Filter the listing below down to every line containing the string "Employees", and copy those lines out. The match is case-sensitive.

(Entries drawn from a collection)
————
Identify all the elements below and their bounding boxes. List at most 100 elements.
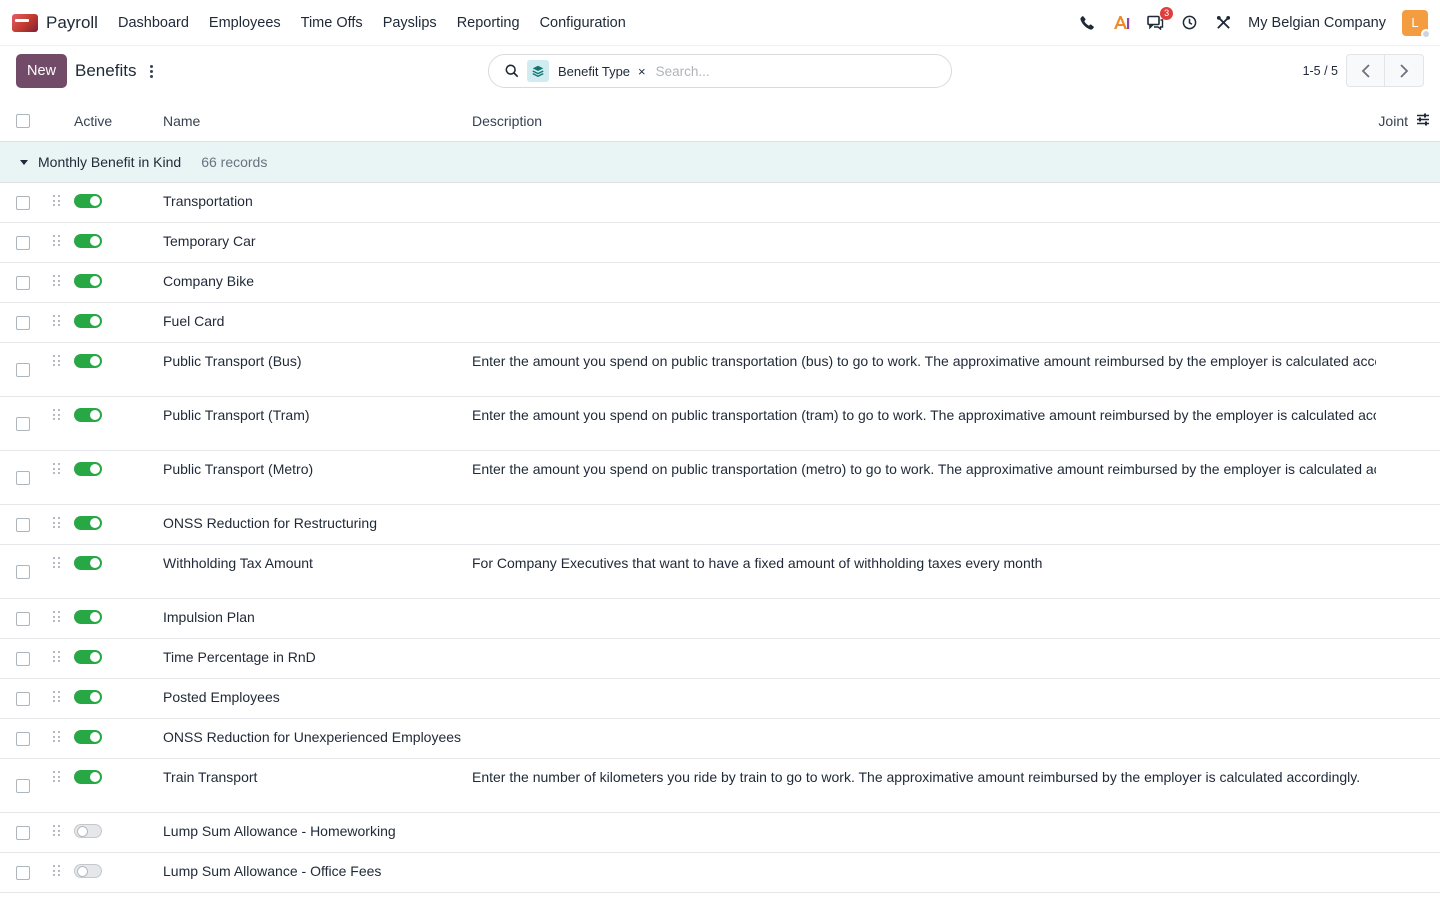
drag-handle-icon[interactable] <box>53 355 61 367</box>
search-bar[interactable]: Benefit Type × <box>488 54 952 88</box>
row-checkbox[interactable] <box>16 652 30 666</box>
active-toggle[interactable] <box>74 314 102 328</box>
active-toggle[interactable] <box>74 516 102 530</box>
row-checkbox[interactable] <box>16 417 30 431</box>
new-button[interactable]: New <box>16 54 68 88</box>
menu-reporting[interactable]: Reporting <box>457 15 520 31</box>
search-icon[interactable] <box>505 64 519 78</box>
active-toggle[interactable] <box>74 556 102 570</box>
pager-next-button[interactable] <box>1385 54 1424 87</box>
active-toggle[interactable] <box>74 194 102 208</box>
cell-name: Time Percentage in RnD <box>163 649 316 665</box>
row-checkbox[interactable] <box>16 236 30 250</box>
active-toggle[interactable] <box>74 690 102 704</box>
row-checkbox[interactable] <box>16 565 30 579</box>
column-header-joint[interactable]: Joint <box>1378 113 1408 129</box>
drag-handle-icon[interactable] <box>53 825 61 837</box>
app-name[interactable]: Payroll <box>46 13 98 33</box>
row-checkbox[interactable] <box>16 779 30 793</box>
drag-handle-icon[interactable] <box>53 235 61 247</box>
menu-employees[interactable]: Employees <box>209 15 281 31</box>
drag-handle-icon[interactable] <box>53 557 61 569</box>
active-toggle[interactable] <box>74 274 102 288</box>
table-row[interactable]: Fuel Card <box>0 303 1440 343</box>
drag-handle-icon[interactable] <box>53 865 61 877</box>
drag-handle-icon[interactable] <box>53 463 61 475</box>
table-row[interactable]: Train Transport Enter the number of kilom… <box>0 759 1440 813</box>
drag-handle-icon[interactable] <box>53 731 61 743</box>
layers-icon <box>527 60 549 82</box>
row-checkbox[interactable] <box>16 518 30 532</box>
table-row[interactable]: Posted Employees <box>0 679 1440 719</box>
table-row[interactable]: ONSS Reduction for Unexperienced Employe… <box>0 719 1440 759</box>
row-checkbox[interactable] <box>16 316 30 330</box>
table-row[interactable]: Withholding Tax Amount For Company Execut… <box>0 545 1440 599</box>
ai-icon[interactable] <box>1112 14 1130 32</box>
active-toggle[interactable] <box>74 864 102 878</box>
active-toggle[interactable] <box>74 408 102 422</box>
active-toggle[interactable] <box>74 234 102 248</box>
select-all-checkbox[interactable] <box>16 113 30 128</box>
column-header-active[interactable]: Active <box>74 113 112 129</box>
pager-value[interactable]: 1-5 / 5 <box>1303 64 1338 78</box>
drag-handle-icon[interactable] <box>53 275 61 287</box>
table-row[interactable]: ONSS Reduction for Restructuring <box>0 505 1440 545</box>
cell-name: Lump Sum Allowance - Office Fees <box>163 863 382 879</box>
table-row[interactable]: Company Bike <box>0 263 1440 303</box>
table-row[interactable]: Transportation <box>0 183 1440 223</box>
table-row[interactable]: Temporary Car <box>0 223 1440 263</box>
drag-handle-icon[interactable] <box>53 517 61 529</box>
drag-handle-icon[interactable] <box>53 195 61 207</box>
table-row[interactable]: Time Percentage in RnD <box>0 639 1440 679</box>
row-checkbox[interactable] <box>16 196 30 210</box>
messages-icon[interactable]: 3 <box>1146 6 1174 32</box>
menu-time-offs[interactable]: Time Offs <box>301 15 363 31</box>
group-row[interactable]: Monthly Benefit in Kind 66 records <box>0 142 1440 183</box>
row-checkbox[interactable] <box>16 276 30 290</box>
column-header-description[interactable]: Description <box>472 113 542 129</box>
table-row[interactable]: Public Transport (Tram) Enter the amount … <box>0 397 1440 451</box>
menu-dashboard[interactable]: Dashboard <box>118 15 189 31</box>
active-toggle[interactable] <box>74 730 102 744</box>
table-row[interactable]: Public Transport (Bus) Enter the amount y… <box>0 343 1440 397</box>
row-checkbox[interactable] <box>16 866 30 880</box>
row-checkbox[interactable] <box>16 732 30 746</box>
menu-payslips[interactable]: Payslips <box>383 15 437 31</box>
active-toggle[interactable] <box>74 462 102 476</box>
row-checkbox[interactable] <box>16 471 30 485</box>
table-row[interactable]: Impulsion Plan <box>0 599 1440 639</box>
pager-previous-button[interactable] <box>1346 54 1385 87</box>
facet-remove-icon[interactable]: × <box>638 64 646 79</box>
active-toggle[interactable] <box>74 770 102 784</box>
column-header-name[interactable]: Name <box>163 113 200 129</box>
table-row[interactable]: Lump Sum Allowance - Homeworking <box>0 813 1440 853</box>
active-toggle[interactable] <box>74 610 102 624</box>
row-checkbox[interactable] <box>16 612 30 626</box>
company-switcher[interactable]: My Belgian Company <box>1248 15 1386 31</box>
menu-configuration[interactable]: Configuration <box>540 15 626 31</box>
active-toggle[interactable] <box>74 354 102 368</box>
clock-icon[interactable] <box>1180 14 1198 32</box>
drag-handle-icon[interactable] <box>53 315 61 327</box>
active-toggle[interactable] <box>74 824 102 838</box>
cell-description: Enter the number of kilometers you ride … <box>472 769 1361 785</box>
drag-handle-icon[interactable] <box>53 691 61 703</box>
user-avatar[interactable]: L <box>1402 9 1431 39</box>
active-toggle[interactable] <box>74 650 102 664</box>
drag-handle-icon[interactable] <box>53 771 61 783</box>
table-row[interactable]: Public Transport (Metro) Enter the amount… <box>0 451 1440 505</box>
drag-handle-icon[interactable] <box>53 409 61 421</box>
main-menu: Dashboard Employees Time Offs Payslips R… <box>118 15 626 31</box>
optional-columns-icon[interactable] <box>1416 112 1430 129</box>
row-checkbox[interactable] <box>16 363 30 377</box>
payroll-app-icon[interactable] <box>12 13 38 32</box>
tools-icon[interactable] <box>1214 14 1232 32</box>
table-row[interactable]: Lump Sum Allowance - Office Fees <box>0 853 1440 893</box>
phone-icon[interactable] <box>1078 14 1096 32</box>
actions-menu-icon[interactable] <box>150 64 154 78</box>
drag-handle-icon[interactable] <box>53 611 61 623</box>
search-input[interactable] <box>655 63 941 79</box>
row-checkbox[interactable] <box>16 692 30 706</box>
row-checkbox[interactable] <box>16 826 30 840</box>
drag-handle-icon[interactable] <box>53 651 61 663</box>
————
» Response to this task
menu-employees[interactable]: Employees <box>209 15 281 31</box>
table-row[interactable]: Posted Employees <box>0 679 1440 719</box>
main-menu: Dashboard Employees Time Offs Payslips R… <box>118 15 626 31</box>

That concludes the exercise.